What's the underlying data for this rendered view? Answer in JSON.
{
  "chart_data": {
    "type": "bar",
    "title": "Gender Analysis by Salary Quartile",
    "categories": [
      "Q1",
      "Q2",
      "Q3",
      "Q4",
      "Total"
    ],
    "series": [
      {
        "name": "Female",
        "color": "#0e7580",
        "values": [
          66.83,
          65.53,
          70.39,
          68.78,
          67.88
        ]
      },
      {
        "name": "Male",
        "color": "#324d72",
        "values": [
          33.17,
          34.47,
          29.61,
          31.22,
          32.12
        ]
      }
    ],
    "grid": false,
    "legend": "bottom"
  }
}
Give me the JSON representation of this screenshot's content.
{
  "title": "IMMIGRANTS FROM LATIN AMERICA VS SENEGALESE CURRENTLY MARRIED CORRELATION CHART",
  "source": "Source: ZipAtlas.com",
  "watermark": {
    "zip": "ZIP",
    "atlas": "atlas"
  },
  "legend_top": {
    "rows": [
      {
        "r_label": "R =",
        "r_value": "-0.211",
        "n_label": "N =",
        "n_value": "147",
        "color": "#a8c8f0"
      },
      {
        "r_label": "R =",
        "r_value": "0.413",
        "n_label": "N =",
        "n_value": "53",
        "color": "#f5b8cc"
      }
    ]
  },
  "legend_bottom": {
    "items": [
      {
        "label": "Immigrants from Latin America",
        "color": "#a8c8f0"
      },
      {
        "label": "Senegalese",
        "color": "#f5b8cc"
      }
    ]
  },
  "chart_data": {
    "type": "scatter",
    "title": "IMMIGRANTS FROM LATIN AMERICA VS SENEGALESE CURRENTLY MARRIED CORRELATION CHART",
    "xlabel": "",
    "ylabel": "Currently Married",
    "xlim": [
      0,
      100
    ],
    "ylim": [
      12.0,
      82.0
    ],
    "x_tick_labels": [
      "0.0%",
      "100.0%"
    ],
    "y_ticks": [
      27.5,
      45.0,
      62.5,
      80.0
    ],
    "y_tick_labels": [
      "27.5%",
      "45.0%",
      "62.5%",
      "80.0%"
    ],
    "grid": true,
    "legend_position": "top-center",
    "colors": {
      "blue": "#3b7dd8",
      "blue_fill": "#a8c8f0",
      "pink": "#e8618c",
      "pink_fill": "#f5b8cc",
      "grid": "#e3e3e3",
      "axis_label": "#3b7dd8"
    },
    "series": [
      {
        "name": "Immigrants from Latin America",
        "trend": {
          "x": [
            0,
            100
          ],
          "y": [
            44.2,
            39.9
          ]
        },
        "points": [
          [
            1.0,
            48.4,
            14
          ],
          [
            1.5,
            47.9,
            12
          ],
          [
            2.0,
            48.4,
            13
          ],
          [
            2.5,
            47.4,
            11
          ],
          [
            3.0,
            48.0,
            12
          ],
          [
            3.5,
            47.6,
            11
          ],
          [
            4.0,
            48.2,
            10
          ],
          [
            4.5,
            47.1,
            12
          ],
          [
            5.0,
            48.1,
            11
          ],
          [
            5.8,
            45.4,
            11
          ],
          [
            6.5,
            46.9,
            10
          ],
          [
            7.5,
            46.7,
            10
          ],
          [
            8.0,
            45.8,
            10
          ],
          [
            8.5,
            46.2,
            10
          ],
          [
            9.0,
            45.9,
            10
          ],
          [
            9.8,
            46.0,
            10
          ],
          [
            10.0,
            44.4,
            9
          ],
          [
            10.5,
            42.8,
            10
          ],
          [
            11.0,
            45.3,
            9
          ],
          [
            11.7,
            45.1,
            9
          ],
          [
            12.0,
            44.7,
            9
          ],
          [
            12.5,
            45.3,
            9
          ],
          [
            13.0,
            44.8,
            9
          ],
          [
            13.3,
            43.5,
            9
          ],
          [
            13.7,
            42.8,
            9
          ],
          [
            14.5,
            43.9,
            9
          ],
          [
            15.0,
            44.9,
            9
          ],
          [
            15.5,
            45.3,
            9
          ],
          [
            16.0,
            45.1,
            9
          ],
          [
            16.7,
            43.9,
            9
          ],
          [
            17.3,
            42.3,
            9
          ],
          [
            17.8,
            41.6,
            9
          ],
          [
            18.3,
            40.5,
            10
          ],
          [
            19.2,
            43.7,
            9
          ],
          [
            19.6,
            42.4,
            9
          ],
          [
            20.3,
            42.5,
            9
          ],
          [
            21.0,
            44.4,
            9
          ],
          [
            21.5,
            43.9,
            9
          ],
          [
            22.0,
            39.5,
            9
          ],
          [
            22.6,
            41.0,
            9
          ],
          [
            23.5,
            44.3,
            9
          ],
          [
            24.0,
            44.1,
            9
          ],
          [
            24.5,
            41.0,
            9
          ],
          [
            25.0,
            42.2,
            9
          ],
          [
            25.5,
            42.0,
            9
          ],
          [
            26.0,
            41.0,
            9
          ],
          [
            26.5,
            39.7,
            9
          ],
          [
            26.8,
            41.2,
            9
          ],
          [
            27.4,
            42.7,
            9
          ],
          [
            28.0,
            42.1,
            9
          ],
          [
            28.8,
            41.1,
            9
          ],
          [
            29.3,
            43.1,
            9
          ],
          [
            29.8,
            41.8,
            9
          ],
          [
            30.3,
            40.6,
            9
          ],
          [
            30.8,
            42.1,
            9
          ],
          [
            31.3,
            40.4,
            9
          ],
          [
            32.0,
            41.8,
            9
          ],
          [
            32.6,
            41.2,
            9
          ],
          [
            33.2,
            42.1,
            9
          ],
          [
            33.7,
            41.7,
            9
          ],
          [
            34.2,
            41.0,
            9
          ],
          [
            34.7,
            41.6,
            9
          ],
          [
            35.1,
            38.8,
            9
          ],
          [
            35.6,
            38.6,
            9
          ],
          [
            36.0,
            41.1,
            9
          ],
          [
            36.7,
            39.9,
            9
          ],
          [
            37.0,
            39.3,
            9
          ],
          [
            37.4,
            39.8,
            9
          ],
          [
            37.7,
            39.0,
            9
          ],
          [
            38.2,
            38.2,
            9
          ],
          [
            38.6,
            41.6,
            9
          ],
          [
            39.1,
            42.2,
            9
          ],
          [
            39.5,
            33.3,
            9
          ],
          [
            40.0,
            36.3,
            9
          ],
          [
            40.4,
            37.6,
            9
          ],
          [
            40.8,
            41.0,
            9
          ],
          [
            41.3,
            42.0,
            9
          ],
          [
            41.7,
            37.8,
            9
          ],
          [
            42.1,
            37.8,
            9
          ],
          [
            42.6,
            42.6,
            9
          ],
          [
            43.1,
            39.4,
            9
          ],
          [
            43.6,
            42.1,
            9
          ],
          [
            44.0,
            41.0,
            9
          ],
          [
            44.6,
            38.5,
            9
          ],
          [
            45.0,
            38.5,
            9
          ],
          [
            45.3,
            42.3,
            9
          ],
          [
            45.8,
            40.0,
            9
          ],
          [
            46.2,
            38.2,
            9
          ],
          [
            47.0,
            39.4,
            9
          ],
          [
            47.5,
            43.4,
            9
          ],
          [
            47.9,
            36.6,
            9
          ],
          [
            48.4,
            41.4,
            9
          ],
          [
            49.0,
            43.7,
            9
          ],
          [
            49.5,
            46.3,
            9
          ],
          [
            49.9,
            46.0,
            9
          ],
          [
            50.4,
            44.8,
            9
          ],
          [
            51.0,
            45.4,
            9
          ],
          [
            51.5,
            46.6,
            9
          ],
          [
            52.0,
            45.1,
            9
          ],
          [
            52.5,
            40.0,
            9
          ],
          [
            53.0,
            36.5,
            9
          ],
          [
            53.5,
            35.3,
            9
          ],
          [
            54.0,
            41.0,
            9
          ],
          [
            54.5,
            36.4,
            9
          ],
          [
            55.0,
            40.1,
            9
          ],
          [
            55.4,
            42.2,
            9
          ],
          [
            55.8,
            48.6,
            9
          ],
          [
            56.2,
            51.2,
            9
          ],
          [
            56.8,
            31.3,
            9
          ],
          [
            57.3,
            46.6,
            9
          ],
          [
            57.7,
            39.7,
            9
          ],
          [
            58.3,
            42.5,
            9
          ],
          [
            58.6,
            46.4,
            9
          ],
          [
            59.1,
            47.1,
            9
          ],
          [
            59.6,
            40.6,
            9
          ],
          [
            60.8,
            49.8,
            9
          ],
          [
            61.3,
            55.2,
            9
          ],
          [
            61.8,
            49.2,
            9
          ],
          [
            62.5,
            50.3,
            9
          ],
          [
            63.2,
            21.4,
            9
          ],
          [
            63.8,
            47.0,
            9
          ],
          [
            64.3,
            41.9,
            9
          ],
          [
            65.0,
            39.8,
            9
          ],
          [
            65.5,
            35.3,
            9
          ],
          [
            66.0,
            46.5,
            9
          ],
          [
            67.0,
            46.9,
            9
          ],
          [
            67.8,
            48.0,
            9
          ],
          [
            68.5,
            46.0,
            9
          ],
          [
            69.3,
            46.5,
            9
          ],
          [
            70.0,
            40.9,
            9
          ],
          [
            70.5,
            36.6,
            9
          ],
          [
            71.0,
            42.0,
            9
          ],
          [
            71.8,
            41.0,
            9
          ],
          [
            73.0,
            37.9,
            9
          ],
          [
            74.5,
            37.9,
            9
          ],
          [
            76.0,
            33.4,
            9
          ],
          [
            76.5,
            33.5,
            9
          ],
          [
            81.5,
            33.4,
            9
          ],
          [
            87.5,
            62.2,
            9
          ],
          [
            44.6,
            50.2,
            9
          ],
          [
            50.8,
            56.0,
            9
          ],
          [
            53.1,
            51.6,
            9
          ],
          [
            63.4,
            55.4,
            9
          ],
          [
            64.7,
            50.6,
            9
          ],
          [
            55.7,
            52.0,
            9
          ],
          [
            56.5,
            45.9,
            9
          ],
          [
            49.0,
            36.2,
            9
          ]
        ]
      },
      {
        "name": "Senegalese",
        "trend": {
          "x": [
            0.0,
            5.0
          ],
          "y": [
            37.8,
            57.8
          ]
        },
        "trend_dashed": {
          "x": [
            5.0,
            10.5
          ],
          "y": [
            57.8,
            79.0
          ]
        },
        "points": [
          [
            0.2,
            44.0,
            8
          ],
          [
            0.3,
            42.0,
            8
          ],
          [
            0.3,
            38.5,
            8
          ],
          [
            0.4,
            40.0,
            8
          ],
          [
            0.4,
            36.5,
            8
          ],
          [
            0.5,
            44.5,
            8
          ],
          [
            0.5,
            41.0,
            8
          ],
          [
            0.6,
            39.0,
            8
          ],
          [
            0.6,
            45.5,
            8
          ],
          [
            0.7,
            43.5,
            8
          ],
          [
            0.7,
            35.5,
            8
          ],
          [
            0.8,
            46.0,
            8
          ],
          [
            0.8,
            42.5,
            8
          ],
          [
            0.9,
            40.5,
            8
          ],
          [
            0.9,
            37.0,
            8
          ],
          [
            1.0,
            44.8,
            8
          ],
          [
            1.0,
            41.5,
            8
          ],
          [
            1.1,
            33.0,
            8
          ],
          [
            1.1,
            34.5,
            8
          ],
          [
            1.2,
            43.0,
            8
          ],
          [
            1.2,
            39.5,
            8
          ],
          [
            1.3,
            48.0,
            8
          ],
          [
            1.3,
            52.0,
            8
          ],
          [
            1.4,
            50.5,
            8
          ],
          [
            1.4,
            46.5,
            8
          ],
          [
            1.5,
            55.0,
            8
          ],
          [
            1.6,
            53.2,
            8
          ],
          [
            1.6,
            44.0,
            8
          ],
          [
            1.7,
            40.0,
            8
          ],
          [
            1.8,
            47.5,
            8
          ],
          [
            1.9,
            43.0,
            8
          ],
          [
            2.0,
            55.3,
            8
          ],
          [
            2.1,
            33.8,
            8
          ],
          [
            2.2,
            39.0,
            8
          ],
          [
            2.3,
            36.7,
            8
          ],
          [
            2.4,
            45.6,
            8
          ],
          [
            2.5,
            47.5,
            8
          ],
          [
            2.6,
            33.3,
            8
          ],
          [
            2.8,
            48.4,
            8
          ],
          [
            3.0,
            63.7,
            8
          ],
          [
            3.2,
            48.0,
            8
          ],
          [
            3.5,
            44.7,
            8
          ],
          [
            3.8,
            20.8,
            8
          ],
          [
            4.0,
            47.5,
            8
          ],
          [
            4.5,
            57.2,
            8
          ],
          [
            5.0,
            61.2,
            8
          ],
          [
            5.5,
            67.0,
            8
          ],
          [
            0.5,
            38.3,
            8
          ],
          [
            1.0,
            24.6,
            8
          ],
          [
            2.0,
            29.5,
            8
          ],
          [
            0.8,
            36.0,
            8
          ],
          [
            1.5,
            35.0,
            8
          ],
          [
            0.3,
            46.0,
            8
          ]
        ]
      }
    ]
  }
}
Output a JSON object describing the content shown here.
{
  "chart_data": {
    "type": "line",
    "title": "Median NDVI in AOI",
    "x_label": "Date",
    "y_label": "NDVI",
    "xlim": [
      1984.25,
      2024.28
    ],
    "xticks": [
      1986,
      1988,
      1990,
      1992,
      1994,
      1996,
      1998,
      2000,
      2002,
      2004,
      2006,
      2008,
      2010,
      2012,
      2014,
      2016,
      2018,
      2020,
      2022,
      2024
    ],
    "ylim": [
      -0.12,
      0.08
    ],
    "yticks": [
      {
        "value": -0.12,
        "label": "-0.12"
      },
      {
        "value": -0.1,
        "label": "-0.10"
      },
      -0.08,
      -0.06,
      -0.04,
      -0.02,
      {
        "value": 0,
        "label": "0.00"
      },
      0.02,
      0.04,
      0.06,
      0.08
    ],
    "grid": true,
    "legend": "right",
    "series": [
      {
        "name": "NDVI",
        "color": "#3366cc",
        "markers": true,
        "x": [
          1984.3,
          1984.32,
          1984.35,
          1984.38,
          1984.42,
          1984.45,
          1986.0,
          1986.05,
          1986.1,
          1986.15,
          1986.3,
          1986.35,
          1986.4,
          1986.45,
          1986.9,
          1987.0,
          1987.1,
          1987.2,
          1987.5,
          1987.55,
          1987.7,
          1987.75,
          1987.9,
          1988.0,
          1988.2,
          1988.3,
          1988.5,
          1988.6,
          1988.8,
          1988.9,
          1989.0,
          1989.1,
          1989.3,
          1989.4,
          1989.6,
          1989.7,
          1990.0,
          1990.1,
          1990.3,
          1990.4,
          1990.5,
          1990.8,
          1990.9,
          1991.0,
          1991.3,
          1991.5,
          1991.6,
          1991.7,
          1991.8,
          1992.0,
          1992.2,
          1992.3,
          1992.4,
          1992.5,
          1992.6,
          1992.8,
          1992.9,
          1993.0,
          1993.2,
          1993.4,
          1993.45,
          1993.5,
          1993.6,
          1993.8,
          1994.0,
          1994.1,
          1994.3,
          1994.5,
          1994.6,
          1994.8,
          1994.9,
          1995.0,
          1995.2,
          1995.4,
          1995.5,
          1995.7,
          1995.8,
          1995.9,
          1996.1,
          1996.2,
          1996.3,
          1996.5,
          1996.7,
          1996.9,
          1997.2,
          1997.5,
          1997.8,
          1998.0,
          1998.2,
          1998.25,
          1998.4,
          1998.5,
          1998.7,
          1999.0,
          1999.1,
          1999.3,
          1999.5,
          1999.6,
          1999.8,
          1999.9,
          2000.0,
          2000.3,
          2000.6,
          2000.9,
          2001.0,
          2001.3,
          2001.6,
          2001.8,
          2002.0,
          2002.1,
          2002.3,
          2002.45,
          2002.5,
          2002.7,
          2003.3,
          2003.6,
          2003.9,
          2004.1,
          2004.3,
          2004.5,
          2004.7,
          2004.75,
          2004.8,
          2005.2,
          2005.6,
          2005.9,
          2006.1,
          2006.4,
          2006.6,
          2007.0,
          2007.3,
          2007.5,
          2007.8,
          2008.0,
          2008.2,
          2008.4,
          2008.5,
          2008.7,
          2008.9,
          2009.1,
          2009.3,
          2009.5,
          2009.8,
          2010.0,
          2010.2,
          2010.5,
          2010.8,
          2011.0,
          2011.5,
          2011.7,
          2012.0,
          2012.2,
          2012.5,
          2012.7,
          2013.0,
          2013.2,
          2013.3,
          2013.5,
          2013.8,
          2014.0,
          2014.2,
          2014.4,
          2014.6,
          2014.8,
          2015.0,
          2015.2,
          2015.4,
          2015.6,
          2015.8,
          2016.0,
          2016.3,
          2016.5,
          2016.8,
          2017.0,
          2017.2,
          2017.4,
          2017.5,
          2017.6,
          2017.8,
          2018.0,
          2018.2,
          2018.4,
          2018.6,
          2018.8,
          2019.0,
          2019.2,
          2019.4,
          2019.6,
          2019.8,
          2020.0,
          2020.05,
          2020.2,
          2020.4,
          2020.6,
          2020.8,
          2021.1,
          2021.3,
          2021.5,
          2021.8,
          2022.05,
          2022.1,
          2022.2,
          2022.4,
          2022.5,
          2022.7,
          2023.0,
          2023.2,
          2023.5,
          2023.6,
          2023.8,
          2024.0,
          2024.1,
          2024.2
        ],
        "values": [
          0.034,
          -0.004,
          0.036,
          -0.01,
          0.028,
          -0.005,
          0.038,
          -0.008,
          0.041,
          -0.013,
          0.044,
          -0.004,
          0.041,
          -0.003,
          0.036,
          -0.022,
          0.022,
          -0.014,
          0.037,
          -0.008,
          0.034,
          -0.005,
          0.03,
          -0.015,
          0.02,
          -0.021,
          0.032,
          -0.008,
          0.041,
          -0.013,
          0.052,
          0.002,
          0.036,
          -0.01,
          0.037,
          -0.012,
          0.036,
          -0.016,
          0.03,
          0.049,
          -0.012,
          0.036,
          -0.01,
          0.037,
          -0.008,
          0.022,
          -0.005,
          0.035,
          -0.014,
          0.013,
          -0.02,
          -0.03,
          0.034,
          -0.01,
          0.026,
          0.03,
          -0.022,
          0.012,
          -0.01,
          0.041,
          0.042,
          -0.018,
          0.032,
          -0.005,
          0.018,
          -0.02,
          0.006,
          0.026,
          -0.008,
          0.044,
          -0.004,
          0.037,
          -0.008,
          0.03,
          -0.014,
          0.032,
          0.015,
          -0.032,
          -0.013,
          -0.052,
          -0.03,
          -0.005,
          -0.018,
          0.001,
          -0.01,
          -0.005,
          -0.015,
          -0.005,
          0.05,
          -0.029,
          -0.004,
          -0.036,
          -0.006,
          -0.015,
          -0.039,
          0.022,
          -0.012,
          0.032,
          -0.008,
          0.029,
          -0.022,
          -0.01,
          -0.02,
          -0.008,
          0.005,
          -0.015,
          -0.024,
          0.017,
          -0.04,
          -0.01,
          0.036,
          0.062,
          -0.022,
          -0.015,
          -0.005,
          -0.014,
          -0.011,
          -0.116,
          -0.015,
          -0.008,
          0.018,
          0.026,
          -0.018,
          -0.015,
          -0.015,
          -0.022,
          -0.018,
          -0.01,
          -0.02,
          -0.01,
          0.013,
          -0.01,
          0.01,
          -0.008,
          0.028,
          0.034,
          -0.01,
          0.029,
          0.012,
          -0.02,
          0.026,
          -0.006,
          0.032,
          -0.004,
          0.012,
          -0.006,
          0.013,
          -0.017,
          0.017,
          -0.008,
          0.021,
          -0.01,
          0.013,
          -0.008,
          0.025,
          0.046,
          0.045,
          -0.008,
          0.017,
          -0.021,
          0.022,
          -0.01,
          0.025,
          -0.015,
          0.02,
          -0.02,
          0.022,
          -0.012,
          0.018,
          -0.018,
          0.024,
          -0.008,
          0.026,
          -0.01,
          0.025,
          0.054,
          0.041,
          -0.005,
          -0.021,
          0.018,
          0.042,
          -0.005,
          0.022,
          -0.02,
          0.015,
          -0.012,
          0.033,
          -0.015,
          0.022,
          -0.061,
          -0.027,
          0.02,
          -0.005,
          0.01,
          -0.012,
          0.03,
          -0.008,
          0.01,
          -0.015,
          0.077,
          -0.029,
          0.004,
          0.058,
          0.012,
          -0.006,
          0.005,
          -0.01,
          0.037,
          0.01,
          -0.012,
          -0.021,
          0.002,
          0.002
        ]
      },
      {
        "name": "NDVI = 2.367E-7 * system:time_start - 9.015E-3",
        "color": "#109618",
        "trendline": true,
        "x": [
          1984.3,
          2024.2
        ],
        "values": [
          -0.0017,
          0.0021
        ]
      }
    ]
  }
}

#### Work to do
Return each line where "grid" shows up.

#### Task response
    "grid": false,
    "grid": true,
      "grid": "#e3e3e3",
    "grid": true,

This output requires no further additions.